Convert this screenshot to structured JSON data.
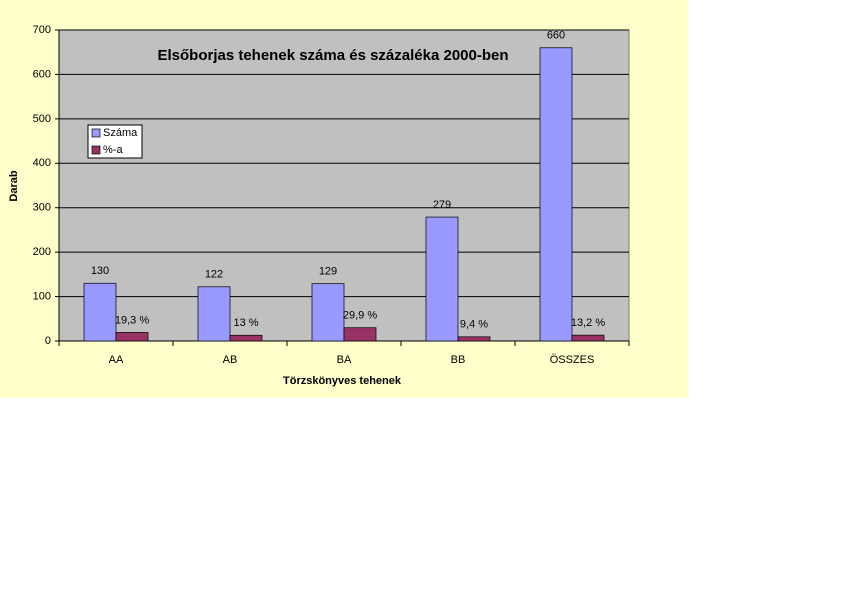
{
  "chart_data": {
    "type": "bar",
    "title": "Elsőborjas tehenek száma és százaléka 2000-ben",
    "x_label": "Törzskönyves tehenek",
    "y_label": "Darab",
    "categories": [
      "AA",
      "AB",
      "BA",
      "BB",
      "ÖSSZES"
    ],
    "series": [
      {
        "name": "Száma",
        "color": "#9999ff",
        "values": [
          130,
          122,
          129,
          279,
          660
        ]
      },
      {
        "name": "%-a",
        "color": "#993366",
        "values": [
          19.3,
          13,
          29.9,
          9.4,
          13.2
        ],
        "value_labels": [
          "19,3 %",
          "13 %",
          "29,9 %",
          "9,4 %",
          "13,2 %"
        ]
      }
    ],
    "ylim": [
      0,
      700
    ],
    "yticks": [
      0,
      100,
      200,
      300,
      400,
      500,
      600,
      700
    ],
    "grid": true,
    "legend": "upper left"
  }
}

----------

# What you have to do
Leave the pictures out and write out every entry exactly as given.

# Task output
Convert this screenshot to structured JSON data.
{
  "chart_data": {
    "type": "bar",
    "title": "Elsőborjas tehenek száma és százaléka 2000-ben",
    "x_label": "Törzskönyves tehenek",
    "y_label": "Darab",
    "categories": [
      "AA",
      "AB",
      "BA",
      "BB",
      "ÖSSZES"
    ],
    "series": [
      {
        "name": "Száma",
        "color": "#9999ff",
        "values": [
          130,
          122,
          129,
          279,
          660
        ]
      },
      {
        "name": "%-a",
        "color": "#993366",
        "values": [
          19.3,
          13,
          29.9,
          9.4,
          13.2
        ],
        "value_labels": [
          "19,3 %",
          "13 %",
          "29,9 %",
          "9,4 %",
          "13,2 %"
        ]
      }
    ],
    "ylim": [
      0,
      700
    ],
    "yticks": [
      0,
      100,
      200,
      300,
      400,
      500,
      600,
      700
    ],
    "grid": true,
    "legend": "upper left"
  }
}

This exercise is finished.